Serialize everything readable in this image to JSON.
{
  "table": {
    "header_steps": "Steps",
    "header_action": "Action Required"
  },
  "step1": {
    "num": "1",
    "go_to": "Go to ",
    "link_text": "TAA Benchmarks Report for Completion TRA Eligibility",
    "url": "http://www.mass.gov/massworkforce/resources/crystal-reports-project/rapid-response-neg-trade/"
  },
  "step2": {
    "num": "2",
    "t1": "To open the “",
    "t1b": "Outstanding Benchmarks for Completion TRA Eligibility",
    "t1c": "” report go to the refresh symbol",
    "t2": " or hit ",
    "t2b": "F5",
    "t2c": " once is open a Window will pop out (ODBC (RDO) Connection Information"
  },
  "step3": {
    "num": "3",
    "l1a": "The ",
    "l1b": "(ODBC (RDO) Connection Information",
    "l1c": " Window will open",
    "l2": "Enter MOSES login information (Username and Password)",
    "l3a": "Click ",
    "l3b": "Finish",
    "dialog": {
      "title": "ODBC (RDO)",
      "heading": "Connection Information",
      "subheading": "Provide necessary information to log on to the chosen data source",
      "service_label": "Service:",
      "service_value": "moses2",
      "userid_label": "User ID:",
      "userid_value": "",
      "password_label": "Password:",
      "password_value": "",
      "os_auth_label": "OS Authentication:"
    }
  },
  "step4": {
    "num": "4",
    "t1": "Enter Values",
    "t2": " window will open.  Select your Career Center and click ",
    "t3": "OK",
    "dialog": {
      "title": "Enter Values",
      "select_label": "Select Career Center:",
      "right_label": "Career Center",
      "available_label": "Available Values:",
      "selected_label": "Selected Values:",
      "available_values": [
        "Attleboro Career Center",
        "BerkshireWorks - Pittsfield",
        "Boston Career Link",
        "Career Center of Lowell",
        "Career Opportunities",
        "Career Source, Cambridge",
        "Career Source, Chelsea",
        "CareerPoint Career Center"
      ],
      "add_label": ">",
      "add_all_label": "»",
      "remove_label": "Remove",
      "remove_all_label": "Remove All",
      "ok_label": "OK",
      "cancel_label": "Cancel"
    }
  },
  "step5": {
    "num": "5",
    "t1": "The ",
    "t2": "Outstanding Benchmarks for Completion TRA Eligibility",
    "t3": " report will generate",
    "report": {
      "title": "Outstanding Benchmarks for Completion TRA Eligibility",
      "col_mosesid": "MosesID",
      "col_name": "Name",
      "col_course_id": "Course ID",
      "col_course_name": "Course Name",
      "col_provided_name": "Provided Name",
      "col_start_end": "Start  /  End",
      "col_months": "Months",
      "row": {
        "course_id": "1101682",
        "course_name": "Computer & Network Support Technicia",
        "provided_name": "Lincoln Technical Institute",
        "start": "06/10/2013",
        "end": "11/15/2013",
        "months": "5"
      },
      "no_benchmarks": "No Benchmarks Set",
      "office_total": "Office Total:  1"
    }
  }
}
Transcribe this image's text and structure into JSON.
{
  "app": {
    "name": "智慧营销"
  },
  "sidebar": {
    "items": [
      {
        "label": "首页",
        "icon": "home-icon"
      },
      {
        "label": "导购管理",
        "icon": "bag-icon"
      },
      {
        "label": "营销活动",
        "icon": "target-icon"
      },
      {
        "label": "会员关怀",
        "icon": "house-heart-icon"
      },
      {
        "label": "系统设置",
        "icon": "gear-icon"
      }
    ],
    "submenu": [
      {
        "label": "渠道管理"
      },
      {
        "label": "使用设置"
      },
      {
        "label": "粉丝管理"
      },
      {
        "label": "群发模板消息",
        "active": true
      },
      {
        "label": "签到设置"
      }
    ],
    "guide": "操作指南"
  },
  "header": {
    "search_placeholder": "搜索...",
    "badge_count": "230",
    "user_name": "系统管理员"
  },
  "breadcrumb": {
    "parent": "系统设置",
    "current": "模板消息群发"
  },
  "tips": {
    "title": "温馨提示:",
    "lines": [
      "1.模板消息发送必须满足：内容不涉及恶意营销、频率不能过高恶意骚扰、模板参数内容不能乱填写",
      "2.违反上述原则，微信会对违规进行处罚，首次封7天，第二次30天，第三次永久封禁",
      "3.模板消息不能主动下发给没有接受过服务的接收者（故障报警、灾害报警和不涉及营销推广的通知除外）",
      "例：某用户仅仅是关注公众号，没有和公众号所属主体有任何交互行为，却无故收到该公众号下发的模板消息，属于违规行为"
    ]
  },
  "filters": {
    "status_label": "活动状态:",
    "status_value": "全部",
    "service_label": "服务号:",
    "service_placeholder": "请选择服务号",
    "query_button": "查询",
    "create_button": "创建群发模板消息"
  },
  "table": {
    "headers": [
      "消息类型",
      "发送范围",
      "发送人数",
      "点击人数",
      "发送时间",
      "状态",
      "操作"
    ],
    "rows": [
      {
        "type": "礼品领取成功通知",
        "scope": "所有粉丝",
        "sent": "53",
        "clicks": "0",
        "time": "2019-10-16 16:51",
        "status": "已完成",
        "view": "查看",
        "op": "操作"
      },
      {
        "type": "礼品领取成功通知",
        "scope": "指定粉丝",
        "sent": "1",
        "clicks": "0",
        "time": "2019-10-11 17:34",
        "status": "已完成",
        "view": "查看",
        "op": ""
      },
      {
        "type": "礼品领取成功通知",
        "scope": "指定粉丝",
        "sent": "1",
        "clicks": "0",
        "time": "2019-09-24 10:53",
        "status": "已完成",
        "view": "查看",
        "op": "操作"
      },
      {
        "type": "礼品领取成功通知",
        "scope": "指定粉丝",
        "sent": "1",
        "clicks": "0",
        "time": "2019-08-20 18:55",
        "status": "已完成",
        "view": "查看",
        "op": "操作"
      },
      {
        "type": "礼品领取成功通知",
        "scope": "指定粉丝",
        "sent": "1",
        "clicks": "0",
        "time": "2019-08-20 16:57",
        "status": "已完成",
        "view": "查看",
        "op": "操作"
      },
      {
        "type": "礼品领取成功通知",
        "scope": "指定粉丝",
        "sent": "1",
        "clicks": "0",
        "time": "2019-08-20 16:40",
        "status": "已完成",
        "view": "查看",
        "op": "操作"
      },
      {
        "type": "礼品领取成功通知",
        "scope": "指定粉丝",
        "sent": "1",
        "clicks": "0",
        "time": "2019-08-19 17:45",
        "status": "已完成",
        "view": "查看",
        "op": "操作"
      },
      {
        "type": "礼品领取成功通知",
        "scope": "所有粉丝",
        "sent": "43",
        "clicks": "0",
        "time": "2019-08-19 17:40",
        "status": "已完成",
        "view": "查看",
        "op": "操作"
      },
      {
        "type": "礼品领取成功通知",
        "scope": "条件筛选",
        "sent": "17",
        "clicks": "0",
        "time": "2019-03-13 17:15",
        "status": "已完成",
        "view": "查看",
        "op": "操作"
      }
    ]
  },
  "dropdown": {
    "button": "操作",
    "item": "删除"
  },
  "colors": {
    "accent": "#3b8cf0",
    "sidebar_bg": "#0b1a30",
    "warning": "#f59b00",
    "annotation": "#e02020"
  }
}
..............................
* [EXERCISE DESCRIPTION]: Retype the entries one by one, exactly.

* [FINAL RESULT]:
Serialize everything readable in this image to JSON.
{
  "table": {
    "header_steps": "Steps",
    "header_action": "Action Required"
  },
  "step1": {
    "num": "1",
    "go_to": "Go to ",
    "link_text": "TAA Benchmarks Report for Completion TRA Eligibility",
    "url": "http://www.mass.gov/massworkforce/resources/crystal-reports-project/rapid-response-neg-trade/"
  },
  "step2": {
    "num": "2",
    "t1": "To open the “",
    "t1b": "Outstanding Benchmarks for Completion TRA Eligibility",
    "t1c": "” report go to the refresh symbol",
    "t2": " or hit ",
    "t2b": "F5",
    "t2c": " once is open a Window will pop out (ODBC (RDO) Connection Information"
  },
  "step3": {
    "num": "3",
    "l1a": "The ",
    "l1b": "(ODBC (RDO) Connection Information",
    "l1c": " Window will open",
    "l2": "Enter MOSES login information (Username and Password)",
    "l3a": "Click ",
    "l3b": "Finish",
    "dialog": {
      "title": "ODBC (RDO)",
      "heading": "Connection Information",
      "subheading": "Provide necessary information to log on to the chosen data source",
      "service_label": "Service:",
      "service_value": "moses2",
      "userid_label": "User ID:",
      "userid_value": "",
      "password_label": "Password:",
      "password_value": "",
      "os_auth_label": "OS Authentication:"
    }
  },
  "step4": {
    "num": "4",
    "t1": "Enter Values",
    "t2": " window will open.  Select your Career Center and click ",
    "t3": "OK",
    "dialog": {
      "title": "Enter Values",
      "select_label": "Select Career Center:",
      "right_label": "Career Center",
      "available_label": "Available Values:",
      "selected_label": "Selected Values:",
      "available_values": [
        "Attleboro Career Center",
        "BerkshireWorks - Pittsfield",
        "Boston Career Link",
        "Career Center of Lowell",
        "Career Opportunities",
        "Career Source, Cambridge",
        "Career Source, Chelsea",
        "CareerPoint Career Center"
      ],
      "add_label": ">",
      "add_all_label": "»",
      "remove_label": "Remove",
      "remove_all_label": "Remove All",
      "ok_label": "OK",
      "cancel_label": "Cancel"
    }
  },
  "step5": {
    "num": "5",
    "t1": "The ",
    "t2": "Outstanding Benchmarks for Completion TRA Eligibility",
    "t3": " report will generate",
    "report": {
      "title": "Outstanding Benchmarks for Completion TRA Eligibility",
      "col_mosesid": "MosesID",
      "col_name": "Name",
      "col_course_id": "Course ID",
      "col_course_name": "Course Name",
      "col_provided_name": "Provided Name",
      "col_start_end": "Start  /  End",
      "col_months": "Months",
      "row": {
        "course_id": "1101682",
        "course_name": "Computer & Network Support Technicia",
        "provided_name": "Lincoln Technical Institute",
        "start": "06/10/2013",
        "end": "11/15/2013",
        "months": "5"
      },
      "no_benchmarks": "No Benchmarks Set",
      "office_total": "Office Total:  1"
    }
  }
}
Transcribe this image's text and structure into JSON.
{
  "app": {
    "name": "智慧营销"
  },
  "sidebar": {
    "items": [
      {
        "label": "首页",
        "icon": "home-icon"
      },
      {
        "label": "导购管理",
        "icon": "bag-icon"
      },
      {
        "label": "营销活动",
        "icon": "target-icon"
      },
      {
        "label": "会员关怀",
        "icon": "house-heart-icon"
      },
      {
        "label": "系统设置",
        "icon": "gear-icon"
      }
    ],
    "submenu": [
      {
        "label": "渠道管理"
      },
      {
        "label": "使用设置"
      },
      {
        "label": "粉丝管理"
      },
      {
        "label": "群发模板消息",
        "active": true
      },
      {
        "label": "签到设置"
      }
    ],
    "guide": "操作指南"
  },
  "header": {
    "search_placeholder": "搜索...",
    "badge_count": "230",
    "user_name": "系统管理员"
  },
  "breadcrumb": {
    "parent": "系统设置",
    "current": "模板消息群发"
  },
  "tips": {
    "title": "温馨提示:",
    "lines": [
      "1.模板消息发送必须满足：内容不涉及恶意营销、频率不能过高恶意骚扰、模板参数内容不能乱填写",
      "2.违反上述原则，微信会对违规进行处罚，首次封7天，第二次30天，第三次永久封禁",
      "3.模板消息不能主动下发给没有接受过服务的接收者（故障报警、灾害报警和不涉及营销推广的通知除外）",
      "例：某用户仅仅是关注公众号，没有和公众号所属主体有任何交互行为，却无故收到该公众号下发的模板消息，属于违规行为"
    ]
  },
  "filters": {
    "status_label": "活动状态:",
    "status_value": "全部",
    "service_label": "服务号:",
    "service_placeholder": "请选择服务号",
    "query_button": "查询",
    "create_button": "创建群发模板消息"
  },
  "table": {
    "headers": [
      "消息类型",
      "发送范围",
      "发送人数",
      "点击人数",
      "发送时间",
      "状态",
      "操作"
    ],
    "rows": [
      {
        "type": "礼品领取成功通知",
        "scope": "所有粉丝",
        "sent": "53",
        "clicks": "0",
        "time": "2019-10-16 16:51",
        "status": "已完成",
        "view": "查看",
        "op": "操作"
      },
      {
        "type": "礼品领取成功通知",
        "scope": "指定粉丝",
        "sent": "1",
        "clicks": "0",
        "time": "2019-10-11 17:34",
        "status": "已完成",
        "view": "查看",
        "op": ""
      },
      {
        "type": "礼品领取成功通知",
        "scope": "指定粉丝",
        "sent": "1",
        "clicks": "0",
        "time": "2019-09-24 10:53",
        "status": "已完成",
        "view": "查看",
        "op": "操作"
      },
      {
        "type": "礼品领取成功通知",
        "scope": "指定粉丝",
        "sent": "1",
        "clicks": "0",
        "time": "2019-08-20 18:55",
        "status": "已完成",
        "view": "查看",
        "op": "操作"
      },
      {
        "type": "礼品领取成功通知",
        "scope": "指定粉丝",
        "sent": "1",
        "clicks": "0",
        "time": "2019-08-20 16:57",
        "status": "已完成",
        "view": "查看",
        "op": "操作"
      },
      {
        "type": "礼品领取成功通知",
        "scope": "指定粉丝",
        "sent": "1",
        "clicks": "0",
        "time": "2019-08-20 16:40",
        "status": "已完成",
        "view": "查看",
        "op": "操作"
      },
      {
        "type": "礼品领取成功通知",
        "scope": "指定粉丝",
        "sent": "1",
        "clicks": "0",
        "time": "2019-08-19 17:45",
        "status": "已完成",
        "view": "查看",
        "op": "操作"
      },
      {
        "type": "礼品领取成功通知",
        "scope": "所有粉丝",
        "sent": "43",
        "clicks": "0",
        "time": "2019-08-19 17:40",
        "status": "已完成",
        "view": "查看",
        "op": "操作"
      },
      {
        "type": "礼品领取成功通知",
        "scope": "条件筛选",
        "sent": "17",
        "clicks": "0",
        "time": "2019-03-13 17:15",
        "status": "已完成",
        "view": "查看",
        "op": "操作"
      }
    ]
  },
  "dropdown": {
    "button": "操作",
    "item": "删除"
  },
  "colors": {
    "accent": "#3b8cf0",
    "sidebar_bg": "#0b1a30",
    "warning": "#f59b00",
    "annotation": "#e02020"
  }
}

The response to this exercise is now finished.